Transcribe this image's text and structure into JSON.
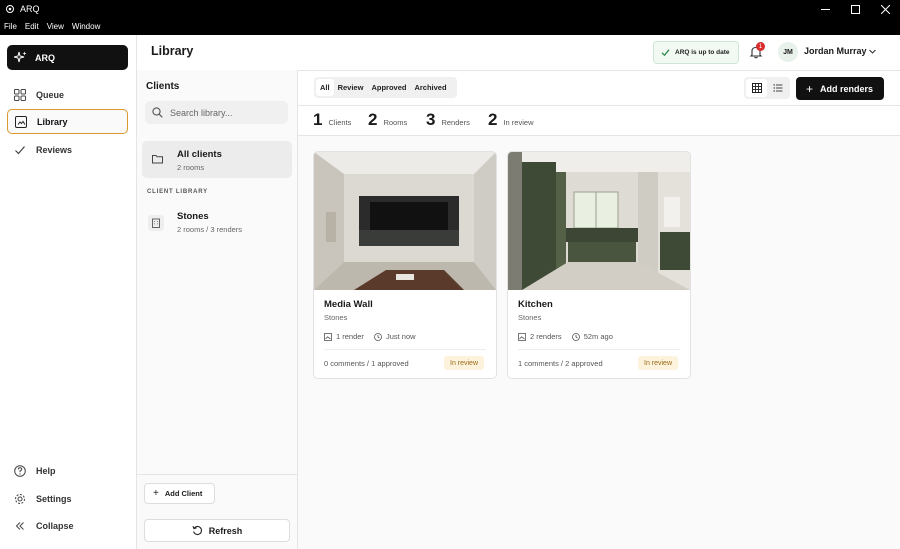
{
  "window": {
    "title": "ARQ"
  },
  "menu": [
    "File",
    "Edit",
    "View",
    "Window"
  ],
  "sidebar": {
    "brand": "ARQ",
    "nav": [
      {
        "label": "Queue",
        "icon": "grid-icon"
      },
      {
        "label": "Library",
        "icon": "library-icon",
        "active": true
      },
      {
        "label": "Reviews",
        "icon": "check-icon"
      }
    ],
    "bottom": [
      {
        "label": "Help",
        "icon": "help-icon"
      },
      {
        "label": "Settings",
        "icon": "gear-icon"
      },
      {
        "label": "Collapse",
        "icon": "collapse-icon"
      }
    ]
  },
  "header": {
    "title": "Library",
    "status": "ARQ is up to date",
    "notifications": "1",
    "user_initials": "JM",
    "user_name": "Jordan Murray"
  },
  "clients_panel": {
    "title": "Clients",
    "search_placeholder": "Search library...",
    "all_clients": {
      "name": "All clients",
      "sub": "2 rooms"
    },
    "section_label": "CLIENT LIBRARY",
    "clients": [
      {
        "name": "Stones",
        "sub": "2 rooms / 3 renders"
      }
    ],
    "add_client": "Add Client",
    "refresh": "Refresh"
  },
  "filters": {
    "tabs": [
      "All",
      "Review",
      "Approved",
      "Archived"
    ],
    "active": "All",
    "add_renders": "Add renders"
  },
  "stats": [
    {
      "value": "1",
      "label": "Clients"
    },
    {
      "value": "2",
      "label": "Rooms"
    },
    {
      "value": "3",
      "label": "Renders"
    },
    {
      "value": "2",
      "label": "In review"
    }
  ],
  "cards": [
    {
      "title": "Media Wall",
      "client": "Stones",
      "renders": "1 render",
      "time": "Just now",
      "comments": "0 comments / 1 approved",
      "status": "In review"
    },
    {
      "title": "Kitchen",
      "client": "Stones",
      "renders": "2 renders",
      "time": "52m ago",
      "comments": "1 comments / 2 approved",
      "status": "In review"
    }
  ],
  "colors": {
    "accent": "#d99a2b",
    "brand_bg": "#111111",
    "badge_bg": "#fdf2dc",
    "status_green": "#2e8b4e"
  }
}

REQUIREMENTS:
Reply with nothing except the number of lines in the listing above that include the string "title".

OUTPUT OF THE EXERCISE:
5